**GIVEN PROBLEM**:
Without omitting anything, return the records precisely as given.

———

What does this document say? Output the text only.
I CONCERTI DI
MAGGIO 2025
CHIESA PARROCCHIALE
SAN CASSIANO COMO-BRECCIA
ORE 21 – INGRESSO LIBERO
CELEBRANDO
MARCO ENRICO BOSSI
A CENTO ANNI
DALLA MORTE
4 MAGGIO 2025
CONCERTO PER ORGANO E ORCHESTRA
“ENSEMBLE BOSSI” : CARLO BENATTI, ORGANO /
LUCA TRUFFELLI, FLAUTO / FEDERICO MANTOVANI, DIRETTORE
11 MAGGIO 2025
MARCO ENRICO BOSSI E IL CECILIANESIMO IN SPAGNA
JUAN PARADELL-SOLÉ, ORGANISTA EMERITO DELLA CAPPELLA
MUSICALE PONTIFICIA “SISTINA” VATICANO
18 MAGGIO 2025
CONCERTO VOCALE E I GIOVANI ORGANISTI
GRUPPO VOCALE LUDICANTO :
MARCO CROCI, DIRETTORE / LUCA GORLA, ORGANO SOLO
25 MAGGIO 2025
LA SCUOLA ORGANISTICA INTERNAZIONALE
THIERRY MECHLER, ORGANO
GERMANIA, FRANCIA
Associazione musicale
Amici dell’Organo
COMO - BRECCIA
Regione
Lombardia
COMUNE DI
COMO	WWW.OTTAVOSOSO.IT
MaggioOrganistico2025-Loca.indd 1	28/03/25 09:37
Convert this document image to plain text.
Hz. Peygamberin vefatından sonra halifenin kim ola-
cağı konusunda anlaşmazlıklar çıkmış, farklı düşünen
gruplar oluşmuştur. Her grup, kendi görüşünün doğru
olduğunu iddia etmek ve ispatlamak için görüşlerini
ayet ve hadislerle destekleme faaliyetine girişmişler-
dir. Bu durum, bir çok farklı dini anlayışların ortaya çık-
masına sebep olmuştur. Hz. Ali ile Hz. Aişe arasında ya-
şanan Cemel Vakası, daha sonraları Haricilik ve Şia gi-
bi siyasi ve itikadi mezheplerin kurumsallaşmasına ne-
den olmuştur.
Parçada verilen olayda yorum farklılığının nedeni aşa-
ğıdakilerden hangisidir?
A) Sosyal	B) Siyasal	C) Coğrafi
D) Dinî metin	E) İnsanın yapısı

———

**WRITTEN REPLY**:
What does this document say? Output the text only.
I CONCERTI DI
MAGGIO 2025
CHIESA PARROCCHIALE
SAN CASSIANO COMO-BRECCIA
ORE 21 – INGRESSO LIBERO
CELEBRANDO
MARCO ENRICO BOSSI
A CENTO ANNI
DALLA MORTE
4 MAGGIO 2025
CONCERTO PER ORGANO E ORCHESTRA
“ENSEMBLE BOSSI” : CARLO BENATTI, ORGANO /
LUCA TRUFFELLI, FLAUTO / FEDERICO MANTOVANI, DIRETTORE
11 MAGGIO 2025
MARCO ENRICO BOSSI E IL CECILIANESIMO IN SPAGNA
JUAN PARADELL-SOLÉ, ORGANISTA EMERITO DELLA CAPPELLA
MUSICALE PONTIFICIA “SISTINA” VATICANO
18 MAGGIO 2025
CONCERTO VOCALE E I GIOVANI ORGANISTI
GRUPPO VOCALE LUDICANTO :
MARCO CROCI, DIRETTORE / LUCA GORLA, ORGANO SOLO
25 MAGGIO 2025
LA SCUOLA ORGANISTICA INTERNAZIONALE
THIERRY MECHLER, ORGANO
GERMANIA, FRANCIA
Associazione musicale
Amici dell’Organo
COMO - BRECCIA
Regione
Lombardia
COMUNE DI
COMO	WWW.OTTAVOSOSO.IT
MaggioOrganistico2025-Loca.indd 1	28/03/25 09:37
Convert this document image to plain text.
Hz. Peygamberin vefatından sonra halifenin kim ola-
cağı konusunda anlaşmazlıklar çıkmış, farklı düşünen
gruplar oluşmuştur. Her grup, kendi görüşünün doğru
olduğunu iddia etmek ve ispatlamak için görüşlerini
ayet ve hadislerle destekleme faaliyetine girişmişler-
dir. Bu durum, bir çok farklı dini anlayışların ortaya çık-
masına sebep olmuştur. Hz. Ali ile Hz. Aişe arasında ya-
şanan Cemel Vakası, daha sonraları Haricilik ve Şia gi-
bi siyasi ve itikadi mezheplerin kurumsallaşmasına ne-
den olmuştur.
Parçada verilen olayda yorum farklılığının nedeni aşa-
ğıdakilerden hangisidir?
A) Sosyal	B) Siyasal	C) Coğrafi
D) Dinî metin	E) İnsanın yapısı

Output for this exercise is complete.